Entries taken from a collection:
· · · ·

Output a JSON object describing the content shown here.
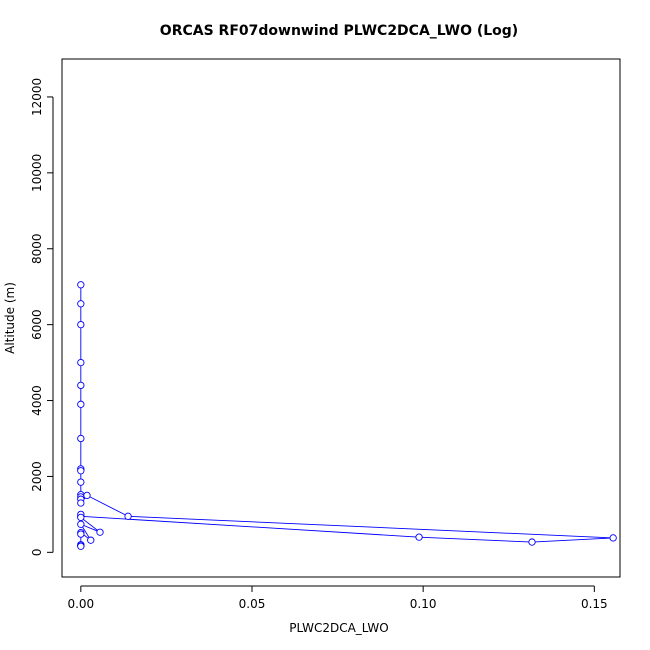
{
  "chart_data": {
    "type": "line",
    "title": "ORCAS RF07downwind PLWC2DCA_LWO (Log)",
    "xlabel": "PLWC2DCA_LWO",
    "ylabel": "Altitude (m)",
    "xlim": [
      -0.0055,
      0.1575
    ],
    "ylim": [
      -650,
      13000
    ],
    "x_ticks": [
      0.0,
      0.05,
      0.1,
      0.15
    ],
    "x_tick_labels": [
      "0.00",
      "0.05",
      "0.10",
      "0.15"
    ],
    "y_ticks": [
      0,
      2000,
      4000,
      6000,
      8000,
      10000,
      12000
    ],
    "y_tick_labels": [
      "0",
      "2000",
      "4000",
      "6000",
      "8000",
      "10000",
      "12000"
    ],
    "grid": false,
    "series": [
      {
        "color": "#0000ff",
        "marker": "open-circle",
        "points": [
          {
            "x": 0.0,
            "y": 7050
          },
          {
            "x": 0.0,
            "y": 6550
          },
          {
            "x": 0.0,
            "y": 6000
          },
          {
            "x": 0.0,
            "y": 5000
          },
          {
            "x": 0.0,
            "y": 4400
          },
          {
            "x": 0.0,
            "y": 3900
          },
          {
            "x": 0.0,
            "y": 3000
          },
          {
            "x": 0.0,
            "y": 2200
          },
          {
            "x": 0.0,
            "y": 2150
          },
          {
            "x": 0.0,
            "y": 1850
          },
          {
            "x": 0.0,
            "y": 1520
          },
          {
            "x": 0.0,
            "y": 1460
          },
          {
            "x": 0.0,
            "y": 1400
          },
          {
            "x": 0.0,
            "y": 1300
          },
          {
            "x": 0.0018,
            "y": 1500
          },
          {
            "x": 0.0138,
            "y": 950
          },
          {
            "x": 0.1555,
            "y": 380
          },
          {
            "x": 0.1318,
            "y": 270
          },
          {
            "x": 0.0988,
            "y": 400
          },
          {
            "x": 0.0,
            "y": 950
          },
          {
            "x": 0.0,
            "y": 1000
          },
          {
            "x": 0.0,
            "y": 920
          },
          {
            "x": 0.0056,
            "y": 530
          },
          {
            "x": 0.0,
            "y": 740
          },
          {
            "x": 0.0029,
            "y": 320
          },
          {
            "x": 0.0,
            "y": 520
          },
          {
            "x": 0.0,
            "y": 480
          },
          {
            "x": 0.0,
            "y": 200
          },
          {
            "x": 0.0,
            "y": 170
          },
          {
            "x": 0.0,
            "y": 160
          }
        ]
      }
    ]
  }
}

· · · ·

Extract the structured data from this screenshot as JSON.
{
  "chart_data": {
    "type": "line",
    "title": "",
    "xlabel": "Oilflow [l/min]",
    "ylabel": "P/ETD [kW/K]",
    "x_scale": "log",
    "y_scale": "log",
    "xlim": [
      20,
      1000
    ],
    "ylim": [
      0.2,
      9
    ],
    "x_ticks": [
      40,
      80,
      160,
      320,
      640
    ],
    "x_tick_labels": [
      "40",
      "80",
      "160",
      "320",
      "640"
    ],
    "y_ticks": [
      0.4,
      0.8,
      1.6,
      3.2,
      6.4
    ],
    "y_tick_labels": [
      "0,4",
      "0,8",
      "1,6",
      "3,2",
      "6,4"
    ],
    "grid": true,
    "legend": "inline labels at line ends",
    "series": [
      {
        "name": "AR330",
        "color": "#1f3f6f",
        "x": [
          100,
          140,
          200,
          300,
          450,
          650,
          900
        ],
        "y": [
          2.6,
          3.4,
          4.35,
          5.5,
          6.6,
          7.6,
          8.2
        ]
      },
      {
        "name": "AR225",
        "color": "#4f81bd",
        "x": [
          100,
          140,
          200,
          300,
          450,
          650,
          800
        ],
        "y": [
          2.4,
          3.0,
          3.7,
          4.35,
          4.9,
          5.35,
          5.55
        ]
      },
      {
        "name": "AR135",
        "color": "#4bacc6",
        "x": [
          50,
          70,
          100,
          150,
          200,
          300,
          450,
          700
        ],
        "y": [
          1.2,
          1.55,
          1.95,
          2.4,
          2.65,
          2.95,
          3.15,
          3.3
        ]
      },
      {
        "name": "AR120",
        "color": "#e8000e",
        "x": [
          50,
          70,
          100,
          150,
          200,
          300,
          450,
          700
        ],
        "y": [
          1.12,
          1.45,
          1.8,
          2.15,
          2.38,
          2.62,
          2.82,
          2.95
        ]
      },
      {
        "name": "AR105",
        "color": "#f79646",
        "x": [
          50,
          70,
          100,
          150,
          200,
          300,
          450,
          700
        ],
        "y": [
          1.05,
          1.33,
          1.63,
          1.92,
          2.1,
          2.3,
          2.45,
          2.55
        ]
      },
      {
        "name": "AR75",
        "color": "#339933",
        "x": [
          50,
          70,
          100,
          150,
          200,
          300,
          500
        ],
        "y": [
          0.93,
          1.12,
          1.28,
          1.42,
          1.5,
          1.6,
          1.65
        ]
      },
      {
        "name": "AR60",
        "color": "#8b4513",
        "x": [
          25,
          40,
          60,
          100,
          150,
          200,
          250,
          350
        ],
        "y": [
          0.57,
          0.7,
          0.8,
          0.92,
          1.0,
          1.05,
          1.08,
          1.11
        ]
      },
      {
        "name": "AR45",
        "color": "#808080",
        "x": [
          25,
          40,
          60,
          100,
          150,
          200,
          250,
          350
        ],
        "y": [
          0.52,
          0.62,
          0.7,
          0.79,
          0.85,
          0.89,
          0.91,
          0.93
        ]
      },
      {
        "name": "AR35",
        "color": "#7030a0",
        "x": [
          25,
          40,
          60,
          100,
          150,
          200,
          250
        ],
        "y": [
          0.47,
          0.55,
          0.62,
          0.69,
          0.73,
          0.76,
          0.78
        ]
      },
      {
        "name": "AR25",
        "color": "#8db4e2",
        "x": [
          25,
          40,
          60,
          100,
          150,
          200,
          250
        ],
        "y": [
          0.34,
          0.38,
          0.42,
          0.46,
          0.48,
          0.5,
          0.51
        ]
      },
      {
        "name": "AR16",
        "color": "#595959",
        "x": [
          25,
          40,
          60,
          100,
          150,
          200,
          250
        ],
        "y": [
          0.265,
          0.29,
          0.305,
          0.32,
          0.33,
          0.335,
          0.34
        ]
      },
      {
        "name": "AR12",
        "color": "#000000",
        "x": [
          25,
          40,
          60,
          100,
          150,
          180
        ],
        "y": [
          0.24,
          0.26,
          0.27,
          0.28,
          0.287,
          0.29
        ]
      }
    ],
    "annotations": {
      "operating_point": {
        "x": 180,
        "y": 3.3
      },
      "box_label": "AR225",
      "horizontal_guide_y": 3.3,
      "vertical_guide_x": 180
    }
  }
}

· · · ·

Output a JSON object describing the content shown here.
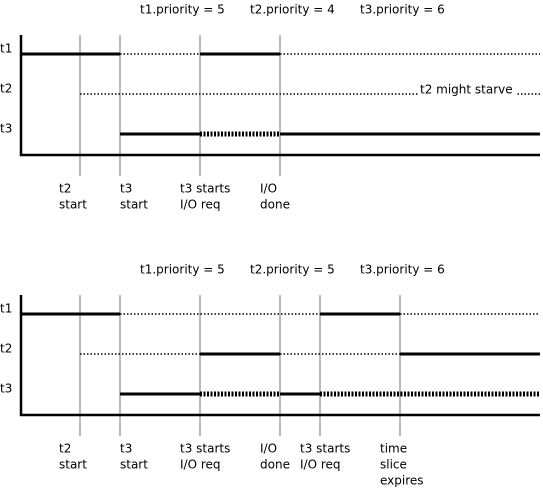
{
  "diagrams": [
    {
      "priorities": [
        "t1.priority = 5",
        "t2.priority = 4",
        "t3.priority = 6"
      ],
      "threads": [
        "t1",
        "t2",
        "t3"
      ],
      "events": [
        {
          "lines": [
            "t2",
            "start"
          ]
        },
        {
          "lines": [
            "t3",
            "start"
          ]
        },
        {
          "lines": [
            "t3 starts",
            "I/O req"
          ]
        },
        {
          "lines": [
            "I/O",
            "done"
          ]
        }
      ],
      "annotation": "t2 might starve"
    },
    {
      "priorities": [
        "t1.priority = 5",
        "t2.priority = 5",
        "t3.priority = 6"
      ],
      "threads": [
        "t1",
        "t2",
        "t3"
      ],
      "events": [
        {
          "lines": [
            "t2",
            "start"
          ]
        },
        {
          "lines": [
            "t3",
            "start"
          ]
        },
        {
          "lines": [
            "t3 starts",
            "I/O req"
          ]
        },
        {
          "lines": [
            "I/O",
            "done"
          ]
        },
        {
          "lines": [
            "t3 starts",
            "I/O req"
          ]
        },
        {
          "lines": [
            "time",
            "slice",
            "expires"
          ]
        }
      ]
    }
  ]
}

· · · ·

■ What is being asked
List each line in the listing that contains the string "name".

■ In response
        "name": "AR330",
        "name": "AR225",
        "name": "AR135",
        "name": "AR120",
        "name": "AR105",
        "name": "AR75",
        "name": "AR60",
        "name": "AR45",
        "name": "AR35",
        "name": "AR25",
        "name": "AR16",
        "name": "AR12",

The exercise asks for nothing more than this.